### Problem requirements
Starting at the first line of the data and ending at the line containing "settings-button[interactable] [380, 246, 407, 273]", write those lines out again with "positions" swapped for "coordinates" and everything else unchanged.

### Working data
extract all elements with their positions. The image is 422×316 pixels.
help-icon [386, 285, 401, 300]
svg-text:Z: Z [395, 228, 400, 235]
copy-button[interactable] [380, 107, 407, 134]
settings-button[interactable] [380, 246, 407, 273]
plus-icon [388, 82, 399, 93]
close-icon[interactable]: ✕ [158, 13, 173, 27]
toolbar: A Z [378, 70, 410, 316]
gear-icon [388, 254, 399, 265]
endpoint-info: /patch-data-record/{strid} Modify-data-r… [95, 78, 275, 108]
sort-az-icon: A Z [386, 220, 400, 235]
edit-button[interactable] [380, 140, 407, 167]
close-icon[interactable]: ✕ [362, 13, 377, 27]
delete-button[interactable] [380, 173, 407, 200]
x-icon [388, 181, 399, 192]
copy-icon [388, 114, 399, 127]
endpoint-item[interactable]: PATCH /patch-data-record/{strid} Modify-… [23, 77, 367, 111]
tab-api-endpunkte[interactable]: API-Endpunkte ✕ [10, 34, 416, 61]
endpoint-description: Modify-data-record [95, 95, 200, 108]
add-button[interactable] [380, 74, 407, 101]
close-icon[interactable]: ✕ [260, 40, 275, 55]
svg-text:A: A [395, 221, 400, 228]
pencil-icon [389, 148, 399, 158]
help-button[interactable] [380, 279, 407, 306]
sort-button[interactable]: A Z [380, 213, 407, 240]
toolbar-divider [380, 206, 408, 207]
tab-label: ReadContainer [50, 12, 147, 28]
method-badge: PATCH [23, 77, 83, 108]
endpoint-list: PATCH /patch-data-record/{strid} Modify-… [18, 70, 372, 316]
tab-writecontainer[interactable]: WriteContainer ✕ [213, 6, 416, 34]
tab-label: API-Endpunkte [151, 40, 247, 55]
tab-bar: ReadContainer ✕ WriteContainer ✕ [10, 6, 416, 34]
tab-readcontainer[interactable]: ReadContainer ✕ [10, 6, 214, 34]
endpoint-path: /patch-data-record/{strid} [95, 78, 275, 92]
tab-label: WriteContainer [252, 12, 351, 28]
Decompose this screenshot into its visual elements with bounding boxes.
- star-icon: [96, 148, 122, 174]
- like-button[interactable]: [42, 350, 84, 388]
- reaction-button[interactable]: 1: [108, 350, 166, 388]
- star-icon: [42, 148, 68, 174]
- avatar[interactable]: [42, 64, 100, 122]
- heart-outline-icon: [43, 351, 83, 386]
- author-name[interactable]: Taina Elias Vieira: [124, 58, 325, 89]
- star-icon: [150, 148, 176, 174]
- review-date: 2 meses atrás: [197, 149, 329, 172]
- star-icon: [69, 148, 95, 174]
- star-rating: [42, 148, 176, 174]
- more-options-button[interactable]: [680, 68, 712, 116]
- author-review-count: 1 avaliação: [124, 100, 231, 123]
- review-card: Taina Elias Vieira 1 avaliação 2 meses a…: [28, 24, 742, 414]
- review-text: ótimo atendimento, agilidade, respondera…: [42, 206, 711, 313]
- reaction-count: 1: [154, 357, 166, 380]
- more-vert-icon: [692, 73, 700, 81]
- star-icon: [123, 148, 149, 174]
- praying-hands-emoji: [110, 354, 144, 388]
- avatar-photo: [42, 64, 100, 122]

### Solution for this task
extract all elements with their coordinates. The image is 422×316 pixels.
help-icon [386, 285, 401, 300]
svg-text:Z: Z [395, 228, 400, 235]
copy-button[interactable] [380, 107, 407, 134]
settings-button[interactable] [380, 246, 407, 273]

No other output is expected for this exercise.